(Some records)
···
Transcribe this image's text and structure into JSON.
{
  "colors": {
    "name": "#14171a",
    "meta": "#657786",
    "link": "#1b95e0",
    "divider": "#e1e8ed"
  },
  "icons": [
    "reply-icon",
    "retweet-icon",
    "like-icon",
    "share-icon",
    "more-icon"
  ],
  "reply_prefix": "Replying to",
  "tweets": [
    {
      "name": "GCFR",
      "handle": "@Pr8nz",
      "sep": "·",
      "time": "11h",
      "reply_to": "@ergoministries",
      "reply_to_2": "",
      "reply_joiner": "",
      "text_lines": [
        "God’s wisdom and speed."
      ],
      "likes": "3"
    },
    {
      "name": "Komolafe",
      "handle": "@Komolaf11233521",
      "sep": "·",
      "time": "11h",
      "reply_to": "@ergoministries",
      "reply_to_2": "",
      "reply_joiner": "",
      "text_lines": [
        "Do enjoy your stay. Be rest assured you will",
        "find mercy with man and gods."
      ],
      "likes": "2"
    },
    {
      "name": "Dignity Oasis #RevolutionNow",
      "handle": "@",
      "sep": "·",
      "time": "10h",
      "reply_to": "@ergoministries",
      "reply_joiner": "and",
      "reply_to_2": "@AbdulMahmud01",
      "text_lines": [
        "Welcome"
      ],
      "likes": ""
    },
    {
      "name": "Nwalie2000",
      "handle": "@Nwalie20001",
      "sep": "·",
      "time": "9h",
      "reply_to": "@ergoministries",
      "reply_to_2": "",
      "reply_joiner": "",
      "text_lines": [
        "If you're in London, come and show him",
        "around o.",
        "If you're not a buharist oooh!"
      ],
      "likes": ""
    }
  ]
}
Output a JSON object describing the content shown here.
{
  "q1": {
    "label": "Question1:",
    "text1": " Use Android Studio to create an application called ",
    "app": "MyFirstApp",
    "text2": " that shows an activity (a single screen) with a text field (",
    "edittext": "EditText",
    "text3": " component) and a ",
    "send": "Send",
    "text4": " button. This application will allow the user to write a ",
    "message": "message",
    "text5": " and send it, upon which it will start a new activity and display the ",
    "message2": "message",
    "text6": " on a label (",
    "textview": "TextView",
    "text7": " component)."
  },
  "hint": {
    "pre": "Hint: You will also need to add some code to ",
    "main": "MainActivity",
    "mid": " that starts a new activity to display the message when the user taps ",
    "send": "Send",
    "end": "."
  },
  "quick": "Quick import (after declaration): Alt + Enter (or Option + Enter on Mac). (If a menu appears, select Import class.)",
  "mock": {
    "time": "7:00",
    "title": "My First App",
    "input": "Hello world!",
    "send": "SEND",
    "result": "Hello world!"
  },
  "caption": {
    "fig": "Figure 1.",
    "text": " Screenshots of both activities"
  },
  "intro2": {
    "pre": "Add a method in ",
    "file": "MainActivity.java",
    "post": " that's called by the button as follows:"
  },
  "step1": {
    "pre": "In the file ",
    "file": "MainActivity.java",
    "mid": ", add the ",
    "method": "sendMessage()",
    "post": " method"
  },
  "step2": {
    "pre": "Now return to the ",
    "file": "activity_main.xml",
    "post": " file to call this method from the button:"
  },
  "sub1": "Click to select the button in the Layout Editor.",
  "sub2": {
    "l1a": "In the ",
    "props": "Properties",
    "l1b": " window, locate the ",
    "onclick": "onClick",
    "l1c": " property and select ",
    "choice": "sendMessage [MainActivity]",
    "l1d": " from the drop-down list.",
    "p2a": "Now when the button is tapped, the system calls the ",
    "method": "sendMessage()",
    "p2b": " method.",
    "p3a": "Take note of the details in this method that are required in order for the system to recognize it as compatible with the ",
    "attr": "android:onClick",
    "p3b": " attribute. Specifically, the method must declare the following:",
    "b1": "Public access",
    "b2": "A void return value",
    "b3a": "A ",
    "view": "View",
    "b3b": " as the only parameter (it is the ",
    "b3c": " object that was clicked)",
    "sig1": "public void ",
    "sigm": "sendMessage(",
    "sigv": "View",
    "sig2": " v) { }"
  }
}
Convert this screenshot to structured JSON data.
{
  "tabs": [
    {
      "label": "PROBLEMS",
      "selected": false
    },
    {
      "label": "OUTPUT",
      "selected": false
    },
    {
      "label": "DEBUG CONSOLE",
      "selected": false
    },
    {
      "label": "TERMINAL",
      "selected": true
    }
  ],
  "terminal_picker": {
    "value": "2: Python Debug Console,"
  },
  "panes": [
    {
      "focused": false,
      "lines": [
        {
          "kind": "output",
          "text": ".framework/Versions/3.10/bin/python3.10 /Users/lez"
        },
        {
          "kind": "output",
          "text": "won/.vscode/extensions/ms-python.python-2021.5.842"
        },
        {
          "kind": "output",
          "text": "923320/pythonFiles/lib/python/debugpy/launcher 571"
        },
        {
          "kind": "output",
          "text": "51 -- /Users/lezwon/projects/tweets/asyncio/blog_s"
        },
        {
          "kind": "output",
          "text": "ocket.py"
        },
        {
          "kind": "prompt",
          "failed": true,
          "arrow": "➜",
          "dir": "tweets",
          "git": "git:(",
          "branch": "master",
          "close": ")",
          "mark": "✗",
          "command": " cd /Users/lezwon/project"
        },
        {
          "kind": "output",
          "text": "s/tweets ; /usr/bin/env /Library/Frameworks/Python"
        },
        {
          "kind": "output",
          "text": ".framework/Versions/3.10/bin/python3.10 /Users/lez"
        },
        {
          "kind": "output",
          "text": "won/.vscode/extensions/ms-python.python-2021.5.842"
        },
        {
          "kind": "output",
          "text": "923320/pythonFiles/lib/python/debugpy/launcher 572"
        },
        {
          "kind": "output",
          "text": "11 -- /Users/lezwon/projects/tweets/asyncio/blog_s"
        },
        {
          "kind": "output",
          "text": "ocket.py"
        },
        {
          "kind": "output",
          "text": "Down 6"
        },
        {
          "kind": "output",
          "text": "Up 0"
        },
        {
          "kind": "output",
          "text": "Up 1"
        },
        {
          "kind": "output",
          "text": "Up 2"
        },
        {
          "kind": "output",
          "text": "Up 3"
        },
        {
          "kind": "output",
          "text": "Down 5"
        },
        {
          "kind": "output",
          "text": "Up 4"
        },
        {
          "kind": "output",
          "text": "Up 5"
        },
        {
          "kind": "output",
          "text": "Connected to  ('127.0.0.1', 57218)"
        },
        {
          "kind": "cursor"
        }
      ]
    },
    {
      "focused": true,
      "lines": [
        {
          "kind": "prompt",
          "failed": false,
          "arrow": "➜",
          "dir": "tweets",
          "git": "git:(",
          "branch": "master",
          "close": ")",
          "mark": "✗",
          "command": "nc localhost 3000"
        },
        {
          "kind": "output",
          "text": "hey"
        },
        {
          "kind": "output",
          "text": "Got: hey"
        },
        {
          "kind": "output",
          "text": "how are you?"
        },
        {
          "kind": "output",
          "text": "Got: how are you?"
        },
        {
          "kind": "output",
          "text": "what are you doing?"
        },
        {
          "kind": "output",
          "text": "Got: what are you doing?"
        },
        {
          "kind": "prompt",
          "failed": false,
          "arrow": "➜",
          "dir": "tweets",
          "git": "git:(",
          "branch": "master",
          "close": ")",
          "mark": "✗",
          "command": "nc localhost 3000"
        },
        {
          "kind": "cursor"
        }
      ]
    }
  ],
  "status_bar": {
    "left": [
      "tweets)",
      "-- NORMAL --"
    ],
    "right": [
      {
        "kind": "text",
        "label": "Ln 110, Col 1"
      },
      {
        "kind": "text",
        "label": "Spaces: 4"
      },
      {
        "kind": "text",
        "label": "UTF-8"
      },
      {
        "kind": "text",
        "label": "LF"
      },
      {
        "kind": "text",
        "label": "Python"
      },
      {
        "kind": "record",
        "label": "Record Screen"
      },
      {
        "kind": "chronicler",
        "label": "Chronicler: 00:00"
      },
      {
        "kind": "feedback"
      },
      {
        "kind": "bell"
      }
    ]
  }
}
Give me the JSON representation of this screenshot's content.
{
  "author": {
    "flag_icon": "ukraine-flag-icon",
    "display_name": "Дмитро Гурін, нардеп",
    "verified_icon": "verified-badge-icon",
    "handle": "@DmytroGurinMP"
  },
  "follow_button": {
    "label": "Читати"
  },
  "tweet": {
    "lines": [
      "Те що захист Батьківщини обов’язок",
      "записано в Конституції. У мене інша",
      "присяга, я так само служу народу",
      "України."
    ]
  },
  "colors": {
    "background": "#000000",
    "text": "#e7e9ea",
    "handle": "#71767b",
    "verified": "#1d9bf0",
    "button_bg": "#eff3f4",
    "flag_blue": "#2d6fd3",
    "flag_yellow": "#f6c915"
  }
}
···
* To do
Copy out every line in the listing where the word "application" appears.

* Reply to the exercise
    "text1": " Use Android Studio to create an application called ",
    "text4": " button. This application will allow the user to write a ",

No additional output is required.